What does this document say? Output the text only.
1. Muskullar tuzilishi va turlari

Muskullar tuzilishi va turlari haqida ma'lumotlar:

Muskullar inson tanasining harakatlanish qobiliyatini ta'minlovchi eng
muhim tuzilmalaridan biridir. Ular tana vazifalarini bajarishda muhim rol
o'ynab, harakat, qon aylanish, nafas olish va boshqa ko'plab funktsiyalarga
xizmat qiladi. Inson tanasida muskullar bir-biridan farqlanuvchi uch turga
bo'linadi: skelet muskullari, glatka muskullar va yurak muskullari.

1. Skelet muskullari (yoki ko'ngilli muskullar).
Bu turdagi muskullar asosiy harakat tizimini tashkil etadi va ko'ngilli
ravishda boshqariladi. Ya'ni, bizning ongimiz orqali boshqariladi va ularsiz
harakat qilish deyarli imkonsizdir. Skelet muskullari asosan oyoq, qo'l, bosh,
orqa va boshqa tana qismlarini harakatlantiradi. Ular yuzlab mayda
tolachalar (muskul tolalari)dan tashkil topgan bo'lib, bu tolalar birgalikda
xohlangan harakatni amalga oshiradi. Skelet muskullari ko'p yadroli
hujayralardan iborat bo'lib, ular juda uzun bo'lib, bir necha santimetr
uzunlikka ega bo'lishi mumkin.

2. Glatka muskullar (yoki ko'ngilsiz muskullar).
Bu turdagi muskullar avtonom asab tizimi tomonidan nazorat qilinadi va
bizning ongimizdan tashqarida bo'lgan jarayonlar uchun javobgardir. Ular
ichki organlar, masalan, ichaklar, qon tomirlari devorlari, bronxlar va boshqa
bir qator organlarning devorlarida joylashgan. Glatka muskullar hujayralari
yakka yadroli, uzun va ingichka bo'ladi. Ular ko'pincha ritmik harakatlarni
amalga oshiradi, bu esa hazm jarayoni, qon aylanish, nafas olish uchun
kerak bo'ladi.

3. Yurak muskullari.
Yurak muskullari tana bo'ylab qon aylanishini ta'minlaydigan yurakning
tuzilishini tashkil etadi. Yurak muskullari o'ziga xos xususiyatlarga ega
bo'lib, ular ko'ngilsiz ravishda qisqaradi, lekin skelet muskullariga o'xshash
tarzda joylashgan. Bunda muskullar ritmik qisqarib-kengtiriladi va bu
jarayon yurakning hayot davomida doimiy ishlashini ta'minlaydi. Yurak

━━━━━━━━━━

Given task => Locate the lines above that hold the word "yadroli". Show every one of them.

Problem solution =>
xohlangan harakatni amalga oshiradi. Skelet muskullari ko'p yadroli
yakka yadroli, uzun va ingichka bo'ladi. Ular ko'pincha ritmik harakatlarni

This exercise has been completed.